> GIVEN REQUEST
In your copy, leave out the pictures; write out all the data exactly.

— Start RECORDED INFORMATION —

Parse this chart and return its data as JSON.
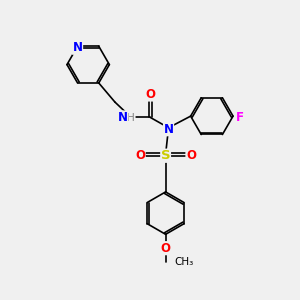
{
  "bg_color": "#f0f0f0",
  "atom_colors": {
    "N": "#0000ff",
    "O": "#ff0000",
    "F": "#ff00ff",
    "S": "#cccc00",
    "C": "#000000",
    "H": "#808080"
  },
  "bond_lw": 1.2,
  "font_size": 8.5,
  "figsize": [
    3.0,
    3.0
  ],
  "dpi": 100
}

— End RECORDED INFORMATION —

> WORKED ANSWER
Parse this chart and return its data as JSON.
{
  "bg_color": "#f0f0f0",
  "atom_colors": {
    "N": "#0000ff",
    "O": "#ff0000",
    "F": "#ff00ff",
    "S": "#cccc00",
    "C": "#000000",
    "H": "#808080"
  },
  "bond_lw": 1.2,
  "font_size": 8.5,
  "figsize": [
    3.0,
    3.0
  ],
  "dpi": 100
}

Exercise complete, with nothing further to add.